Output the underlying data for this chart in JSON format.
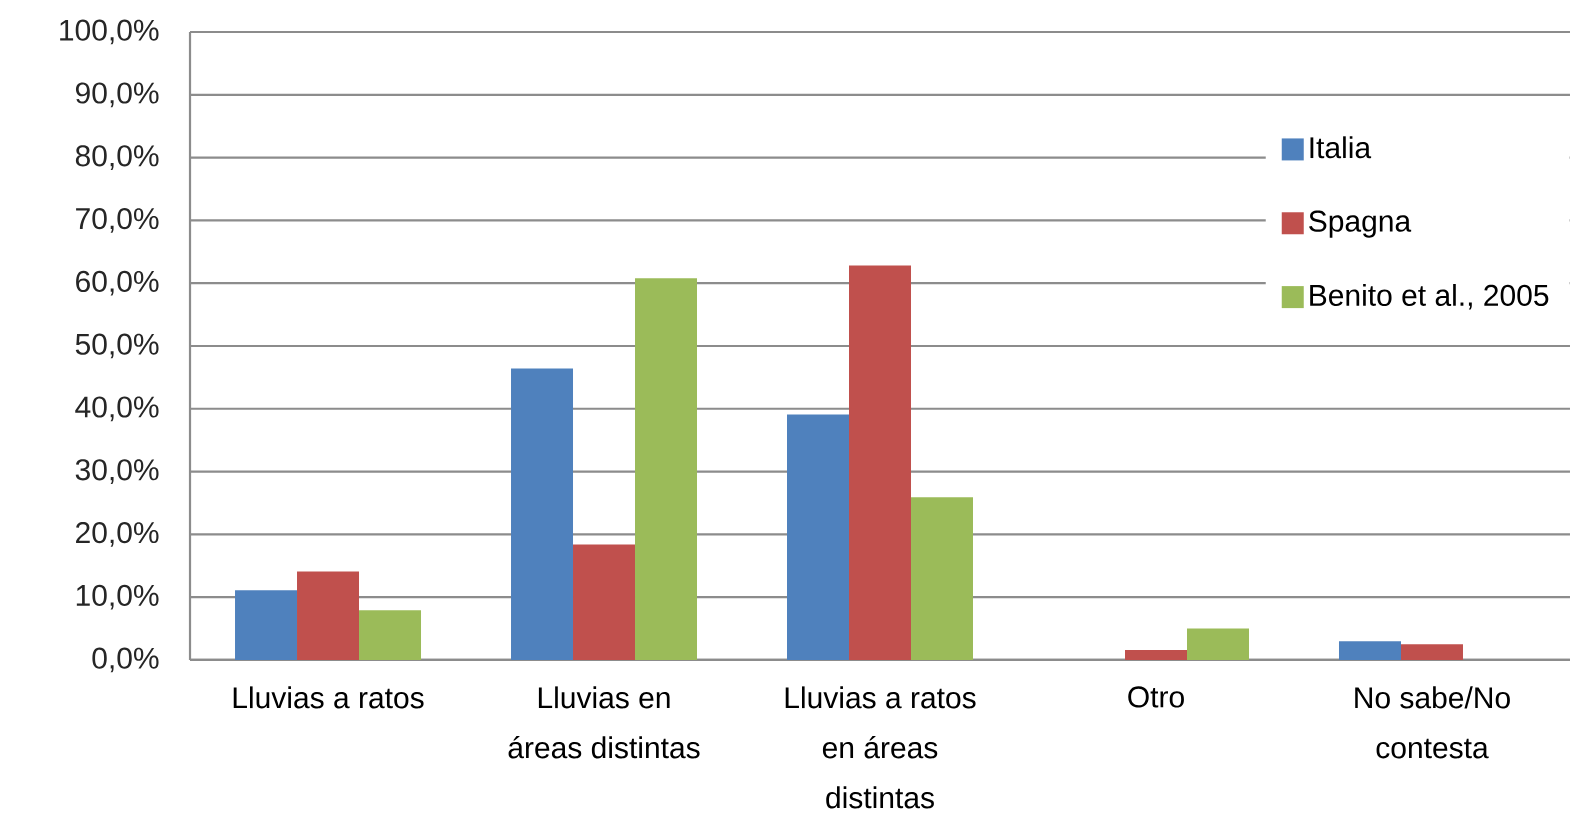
{
  "chart_data": {
    "type": "bar",
    "categories": [
      "Lluvias a ratos",
      "Lluvias en áreas distintas",
      "Lluvias a ratos en áreas distintas",
      "Otro",
      "No sabe/No contesta"
    ],
    "series": [
      {
        "name": "Italia",
        "color": "#4f81bd",
        "values": [
          11.1,
          46.4,
          39.1,
          null,
          3.0
        ]
      },
      {
        "name": "Spagna",
        "color": "#c0504d",
        "values": [
          14.1,
          18.4,
          62.8,
          1.6,
          2.5
        ]
      },
      {
        "name": "Benito et al., 2005",
        "color": "#9bbb59",
        "values": [
          7.9,
          60.8,
          25.9,
          5.0,
          null
        ]
      }
    ],
    "ylim": [
      0,
      100
    ],
    "yticks": [
      {
        "value": 0,
        "label": "0,0%"
      },
      {
        "value": 10,
        "label": "10,0%"
      },
      {
        "value": 20,
        "label": "20,0%"
      },
      {
        "value": 30,
        "label": "30,0%"
      },
      {
        "value": 40,
        "label": "40,0%"
      },
      {
        "value": 50,
        "label": "50,0%"
      },
      {
        "value": 60,
        "label": "60,0%"
      },
      {
        "value": 70,
        "label": "70,0%"
      },
      {
        "value": 80,
        "label": "80,0%"
      },
      {
        "value": 90,
        "label": "90,0%"
      },
      {
        "value": 100,
        "label": "100,0%"
      }
    ],
    "grid": "y",
    "legend": "top right"
  }
}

==========

— SET EXERCISE —
Without including any pictures, print all of the material exactly as given.

— SOLVED PROBLEM —
Output the underlying data for this chart in JSON format.
{
  "chart_data": {
    "type": "bar",
    "categories": [
      "Lluvias a ratos",
      "Lluvias en áreas distintas",
      "Lluvias a ratos en áreas distintas",
      "Otro",
      "No sabe/No contesta"
    ],
    "series": [
      {
        "name": "Italia",
        "color": "#4f81bd",
        "values": [
          11.1,
          46.4,
          39.1,
          null,
          3.0
        ]
      },
      {
        "name": "Spagna",
        "color": "#c0504d",
        "values": [
          14.1,
          18.4,
          62.8,
          1.6,
          2.5
        ]
      },
      {
        "name": "Benito et al., 2005",
        "color": "#9bbb59",
        "values": [
          7.9,
          60.8,
          25.9,
          5.0,
          null
        ]
      }
    ],
    "ylim": [
      0,
      100
    ],
    "yticks": [
      {
        "value": 0,
        "label": "0,0%"
      },
      {
        "value": 10,
        "label": "10,0%"
      },
      {
        "value": 20,
        "label": "20,0%"
      },
      {
        "value": 30,
        "label": "30,0%"
      },
      {
        "value": 40,
        "label": "40,0%"
      },
      {
        "value": 50,
        "label": "50,0%"
      },
      {
        "value": 60,
        "label": "60,0%"
      },
      {
        "value": 70,
        "label": "70,0%"
      },
      {
        "value": 80,
        "label": "80,0%"
      },
      {
        "value": 90,
        "label": "90,0%"
      },
      {
        "value": 100,
        "label": "100,0%"
      }
    ],
    "grid": "y",
    "legend": "top right"
  }
}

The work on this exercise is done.